Stored records:
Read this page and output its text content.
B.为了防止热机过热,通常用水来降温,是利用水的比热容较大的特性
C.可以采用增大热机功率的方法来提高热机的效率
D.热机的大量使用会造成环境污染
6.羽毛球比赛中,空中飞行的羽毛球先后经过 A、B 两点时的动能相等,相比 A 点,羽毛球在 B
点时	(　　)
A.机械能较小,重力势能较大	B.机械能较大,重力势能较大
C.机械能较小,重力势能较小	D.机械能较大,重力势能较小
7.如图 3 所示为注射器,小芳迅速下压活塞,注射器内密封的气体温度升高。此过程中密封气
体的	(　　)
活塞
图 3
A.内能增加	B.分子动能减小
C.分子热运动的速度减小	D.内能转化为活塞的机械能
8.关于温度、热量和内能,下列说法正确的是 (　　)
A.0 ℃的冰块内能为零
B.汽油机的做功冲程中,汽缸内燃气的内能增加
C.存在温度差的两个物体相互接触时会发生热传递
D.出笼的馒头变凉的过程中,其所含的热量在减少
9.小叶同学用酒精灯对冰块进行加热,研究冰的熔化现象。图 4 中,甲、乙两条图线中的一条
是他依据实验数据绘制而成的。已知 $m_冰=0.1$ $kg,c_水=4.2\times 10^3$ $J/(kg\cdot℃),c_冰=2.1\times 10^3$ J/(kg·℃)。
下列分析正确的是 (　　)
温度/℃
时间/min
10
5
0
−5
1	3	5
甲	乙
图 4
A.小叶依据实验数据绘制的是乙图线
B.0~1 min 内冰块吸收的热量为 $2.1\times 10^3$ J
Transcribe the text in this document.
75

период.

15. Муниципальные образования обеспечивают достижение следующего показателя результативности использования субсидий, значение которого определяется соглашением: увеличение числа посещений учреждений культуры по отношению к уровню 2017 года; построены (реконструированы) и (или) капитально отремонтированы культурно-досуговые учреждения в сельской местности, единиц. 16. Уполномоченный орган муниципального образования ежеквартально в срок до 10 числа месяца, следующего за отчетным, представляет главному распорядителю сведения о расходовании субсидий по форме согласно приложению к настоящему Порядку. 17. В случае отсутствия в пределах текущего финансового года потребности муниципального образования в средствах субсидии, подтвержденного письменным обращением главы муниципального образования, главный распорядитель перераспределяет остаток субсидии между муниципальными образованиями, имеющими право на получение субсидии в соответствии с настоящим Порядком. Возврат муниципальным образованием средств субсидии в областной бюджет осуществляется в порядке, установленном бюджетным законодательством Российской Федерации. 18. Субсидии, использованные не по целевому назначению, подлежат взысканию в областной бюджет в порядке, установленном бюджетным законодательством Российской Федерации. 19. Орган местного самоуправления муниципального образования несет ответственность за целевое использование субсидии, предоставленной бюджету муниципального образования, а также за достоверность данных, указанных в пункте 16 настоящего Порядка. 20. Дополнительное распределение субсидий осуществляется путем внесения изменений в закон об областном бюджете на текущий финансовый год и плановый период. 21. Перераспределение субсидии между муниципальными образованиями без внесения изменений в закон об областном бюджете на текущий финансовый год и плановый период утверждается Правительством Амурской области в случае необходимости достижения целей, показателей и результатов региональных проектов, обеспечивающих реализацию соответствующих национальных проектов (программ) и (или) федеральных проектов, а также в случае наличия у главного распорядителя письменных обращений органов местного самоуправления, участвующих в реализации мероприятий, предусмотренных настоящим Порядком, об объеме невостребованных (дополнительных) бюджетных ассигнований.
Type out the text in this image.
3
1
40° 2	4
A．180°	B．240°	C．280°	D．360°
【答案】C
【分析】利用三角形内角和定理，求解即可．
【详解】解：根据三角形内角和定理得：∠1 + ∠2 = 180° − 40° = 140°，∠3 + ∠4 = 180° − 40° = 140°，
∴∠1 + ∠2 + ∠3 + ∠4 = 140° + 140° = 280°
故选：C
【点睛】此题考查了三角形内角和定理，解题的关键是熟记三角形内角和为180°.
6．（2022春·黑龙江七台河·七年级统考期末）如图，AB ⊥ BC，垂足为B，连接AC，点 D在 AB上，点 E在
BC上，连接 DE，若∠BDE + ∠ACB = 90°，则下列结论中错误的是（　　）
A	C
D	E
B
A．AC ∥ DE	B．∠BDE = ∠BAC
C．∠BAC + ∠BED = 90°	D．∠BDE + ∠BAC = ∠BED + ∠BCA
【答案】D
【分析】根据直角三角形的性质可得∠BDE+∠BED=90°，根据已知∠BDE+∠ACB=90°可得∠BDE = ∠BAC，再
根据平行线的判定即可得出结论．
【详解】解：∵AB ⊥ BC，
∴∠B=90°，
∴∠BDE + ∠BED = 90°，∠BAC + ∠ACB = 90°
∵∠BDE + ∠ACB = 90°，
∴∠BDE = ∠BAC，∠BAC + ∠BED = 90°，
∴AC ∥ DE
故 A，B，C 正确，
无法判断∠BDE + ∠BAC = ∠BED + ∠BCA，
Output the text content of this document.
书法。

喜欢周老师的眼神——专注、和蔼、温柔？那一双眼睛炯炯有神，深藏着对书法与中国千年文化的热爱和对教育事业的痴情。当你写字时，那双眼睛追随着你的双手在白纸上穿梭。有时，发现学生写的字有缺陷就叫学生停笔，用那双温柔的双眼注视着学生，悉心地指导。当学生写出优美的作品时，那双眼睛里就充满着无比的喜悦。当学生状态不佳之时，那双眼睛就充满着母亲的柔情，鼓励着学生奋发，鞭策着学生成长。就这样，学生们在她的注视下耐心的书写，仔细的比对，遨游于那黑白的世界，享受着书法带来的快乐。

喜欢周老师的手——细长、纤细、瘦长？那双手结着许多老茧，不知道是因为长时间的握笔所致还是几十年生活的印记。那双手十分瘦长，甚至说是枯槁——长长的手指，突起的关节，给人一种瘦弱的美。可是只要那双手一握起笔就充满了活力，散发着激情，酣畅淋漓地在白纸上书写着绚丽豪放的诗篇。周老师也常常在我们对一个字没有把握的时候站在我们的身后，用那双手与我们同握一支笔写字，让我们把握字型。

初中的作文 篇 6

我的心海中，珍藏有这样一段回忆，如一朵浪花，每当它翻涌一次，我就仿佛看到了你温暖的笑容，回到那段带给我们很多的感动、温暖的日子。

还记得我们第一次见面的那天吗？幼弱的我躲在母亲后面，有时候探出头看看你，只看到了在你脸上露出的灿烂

▶ [SET EXERCISE] Extract all lines containing the word "times".

▶ [THE RESPONSE]
是他依据实验数据绘制而成的。已知 $m_冰=0.1$ $kg,c_水=4.2\times 10^3$ $J/(kg\cdot℃),c_冰=2.1\times 10^3$ J/(kg·℃)。
B.0~1 min 内冰块吸收的热量为 $2.1\times 10^3$ J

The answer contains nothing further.